- [SHORT TASK]
Your task is to reproduce the material exactly.

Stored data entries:
++++++++++
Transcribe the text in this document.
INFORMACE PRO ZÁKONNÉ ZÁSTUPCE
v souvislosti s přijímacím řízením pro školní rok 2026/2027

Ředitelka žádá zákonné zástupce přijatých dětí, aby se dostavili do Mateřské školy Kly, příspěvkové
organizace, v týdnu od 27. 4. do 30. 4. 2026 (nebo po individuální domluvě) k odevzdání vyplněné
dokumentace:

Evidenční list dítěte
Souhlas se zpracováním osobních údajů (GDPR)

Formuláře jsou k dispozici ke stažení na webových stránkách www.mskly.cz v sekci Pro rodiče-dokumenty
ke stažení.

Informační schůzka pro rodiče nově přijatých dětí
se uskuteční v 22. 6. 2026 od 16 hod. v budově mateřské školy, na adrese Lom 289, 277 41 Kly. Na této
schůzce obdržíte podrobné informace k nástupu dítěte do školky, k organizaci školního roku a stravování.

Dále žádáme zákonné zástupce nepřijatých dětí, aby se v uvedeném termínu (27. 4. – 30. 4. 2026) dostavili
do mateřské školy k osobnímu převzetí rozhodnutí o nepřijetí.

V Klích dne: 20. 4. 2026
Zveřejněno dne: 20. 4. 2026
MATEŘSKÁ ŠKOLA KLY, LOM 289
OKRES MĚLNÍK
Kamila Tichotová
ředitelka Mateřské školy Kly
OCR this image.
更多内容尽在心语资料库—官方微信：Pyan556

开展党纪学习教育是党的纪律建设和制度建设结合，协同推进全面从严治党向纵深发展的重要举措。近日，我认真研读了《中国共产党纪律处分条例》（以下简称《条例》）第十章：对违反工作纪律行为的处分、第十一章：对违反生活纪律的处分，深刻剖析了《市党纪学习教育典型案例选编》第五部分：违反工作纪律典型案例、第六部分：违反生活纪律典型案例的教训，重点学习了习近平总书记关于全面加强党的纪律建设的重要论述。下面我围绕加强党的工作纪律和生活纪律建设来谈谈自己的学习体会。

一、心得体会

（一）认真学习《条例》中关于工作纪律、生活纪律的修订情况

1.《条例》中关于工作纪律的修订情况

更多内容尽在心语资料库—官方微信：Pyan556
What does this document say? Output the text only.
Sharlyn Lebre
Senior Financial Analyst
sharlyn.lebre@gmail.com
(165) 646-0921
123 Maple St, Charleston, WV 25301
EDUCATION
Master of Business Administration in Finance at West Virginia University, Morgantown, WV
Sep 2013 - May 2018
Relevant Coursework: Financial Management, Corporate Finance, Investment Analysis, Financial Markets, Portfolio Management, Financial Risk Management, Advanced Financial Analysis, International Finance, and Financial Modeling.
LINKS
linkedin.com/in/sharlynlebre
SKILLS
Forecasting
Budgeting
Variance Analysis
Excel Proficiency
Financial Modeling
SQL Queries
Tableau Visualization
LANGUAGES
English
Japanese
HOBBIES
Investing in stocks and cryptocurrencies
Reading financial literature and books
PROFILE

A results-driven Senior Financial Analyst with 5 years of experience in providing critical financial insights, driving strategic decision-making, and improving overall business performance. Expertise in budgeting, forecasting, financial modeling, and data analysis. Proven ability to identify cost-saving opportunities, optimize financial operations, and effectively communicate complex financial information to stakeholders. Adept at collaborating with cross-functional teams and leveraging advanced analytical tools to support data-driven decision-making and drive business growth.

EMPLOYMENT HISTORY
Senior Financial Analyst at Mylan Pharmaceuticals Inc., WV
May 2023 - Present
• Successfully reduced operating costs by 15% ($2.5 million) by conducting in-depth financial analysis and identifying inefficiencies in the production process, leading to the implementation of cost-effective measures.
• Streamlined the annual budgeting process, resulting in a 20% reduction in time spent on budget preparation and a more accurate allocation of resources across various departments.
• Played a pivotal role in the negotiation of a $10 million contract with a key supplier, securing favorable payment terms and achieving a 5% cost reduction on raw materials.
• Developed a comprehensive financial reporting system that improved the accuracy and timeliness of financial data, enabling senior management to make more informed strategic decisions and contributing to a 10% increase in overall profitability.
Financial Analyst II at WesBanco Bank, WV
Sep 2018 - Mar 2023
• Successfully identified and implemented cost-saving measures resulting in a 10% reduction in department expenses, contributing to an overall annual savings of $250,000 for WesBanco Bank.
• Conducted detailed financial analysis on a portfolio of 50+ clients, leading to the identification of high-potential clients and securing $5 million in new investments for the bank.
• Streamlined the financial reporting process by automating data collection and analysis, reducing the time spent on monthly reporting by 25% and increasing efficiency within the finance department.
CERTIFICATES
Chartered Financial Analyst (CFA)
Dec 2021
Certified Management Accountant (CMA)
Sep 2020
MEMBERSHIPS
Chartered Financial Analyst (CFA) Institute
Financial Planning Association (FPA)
++++++++++
- [WRITTEN SOLUTION]
Transcribe the text in this document.
INFORMACE PRO ZÁKONNÉ ZÁSTUPCE
v souvislosti s přijímacím řízením pro školní rok 2026/2027

Ředitelka žádá zákonné zástupce přijatých dětí, aby se dostavili do Mateřské školy Kly, příspěvkové
organizace, v týdnu od 27. 4. do 30. 4. 2026 (nebo po individuální domluvě) k odevzdání vyplněné
dokumentace:

Evidenční list dítěte
Souhlas se zpracováním osobních údajů (GDPR)

Formuláře jsou k dispozici ke stažení na webových stránkách www.mskly.cz v sekci Pro rodiče-dokumenty
ke stažení.

Informační schůzka pro rodiče nově přijatých dětí
se uskuteční v 22. 6. 2026 od 16 hod. v budově mateřské školy, na adrese Lom 289, 277 41 Kly. Na této
schůzce obdržíte podrobné informace k nástupu dítěte do školky, k organizaci školního roku a stravování.

Dále žádáme zákonné zástupce nepřijatých dětí, aby se v uvedeném termínu (27. 4. – 30. 4. 2026) dostavili
do mateřské školy k osobnímu převzetí rozhodnutí o nepřijetí.

V Klích dne: 20. 4. 2026
Zveřejněno dne: 20. 4. 2026
MATEŘSKÁ ŠKOLA KLY, LOM 289
OKRES MĚLNÍK
Kamila Tichotová
ředitelka Mateřské školy Kly
OCR this image.
更多内容尽在心语资料库—官方微信：Pyan556

开展党纪学习教育是党的纪律建设和制度建设结合，协同推进全面从严治党向纵深发展的重要举措。近日，我认真研读了《中国共产党纪律处分条例》（以下简称《条例》）第十章：对违反工作纪律行为的处分、第十一章：对违反生活纪律的处分，深刻剖析了《市党纪学习教育典型案例选编》第五部分：违反工作纪律典型案例、第六部分：违反生活纪律典型案例的教训，重点学习了习近平总书记关于全面加强党的纪律建设的重要论述。下面我围绕加强党的工作纪律和生活纪律建设来谈谈自己的学习体会。

一、心得体会

（一）认真学习《条例》中关于工作纪律、生活纪律的修订情况

1.《条例》中关于工作纪律的修订情况

更多内容尽在心语资料库—官方微信：Pyan556
What does this document say? Output the text only.
Sharlyn Lebre
Senior Financial Analyst
sharlyn.lebre@gmail.com
(165) 646-0921
123 Maple St, Charleston, WV 25301
EDUCATION
Master of Business Administration in Finance at West Virginia University, Morgantown, WV
Sep 2013 - May 2018
Relevant Coursework: Financial Management, Corporate Finance, Investment Analysis, Financial Markets, Portfolio Management, Financial Risk Management, Advanced Financial Analysis, International Finance, and Financial Modeling.
LINKS
linkedin.com/in/sharlynlebre
SKILLS
Forecasting
Budgeting
Variance Analysis
Excel Proficiency
Financial Modeling
SQL Queries
Tableau Visualization
LANGUAGES
English
Japanese
HOBBIES
Investing in stocks and cryptocurrencies
Reading financial literature and books
PROFILE

A results-driven Senior Financial Analyst with 5 years of experience in providing critical financial insights, driving strategic decision-making, and improving overall business performance. Expertise in budgeting, forecasting, financial modeling, and data analysis. Proven ability to identify cost-saving opportunities, optimize financial operations, and effectively communicate complex financial information to stakeholders. Adept at collaborating with cross-functional teams and leveraging advanced analytical tools to support data-driven decision-making and drive business growth.

EMPLOYMENT HISTORY
Senior Financial Analyst at Mylan Pharmaceuticals Inc., WV
May 2023 - Present
• Successfully reduced operating costs by 15% ($2.5 million) by conducting in-depth financial analysis and identifying inefficiencies in the production process, leading to the implementation of cost-effective measures.
• Streamlined the annual budgeting process, resulting in a 20% reduction in time spent on budget preparation and a more accurate allocation of resources across various departments.
• Played a pivotal role in the negotiation of a $10 million contract with a key supplier, securing favorable payment terms and achieving a 5% cost reduction on raw materials.
• Developed a comprehensive financial reporting system that improved the accuracy and timeliness of financial data, enabling senior management to make more informed strategic decisions and contributing to a 10% increase in overall profitability.
Financial Analyst II at WesBanco Bank, WV
Sep 2018 - Mar 2023
• Successfully identified and implemented cost-saving measures resulting in a 10% reduction in department expenses, contributing to an overall annual savings of $250,000 for WesBanco Bank.
• Conducted detailed financial analysis on a portfolio of 50+ clients, leading to the identification of high-potential clients and securing $5 million in new investments for the bank.
• Streamlined the financial reporting process by automating data collection and analysis, reducing the time spent on monthly reporting by 25% and increasing efficiency within the finance department.
CERTIFICATES
Chartered Financial Analyst (CFA)
Dec 2021
Certified Management Accountant (CMA)
Sep 2020
MEMBERSHIPS
Chartered Financial Analyst (CFA) Institute
Financial Planning Association (FPA)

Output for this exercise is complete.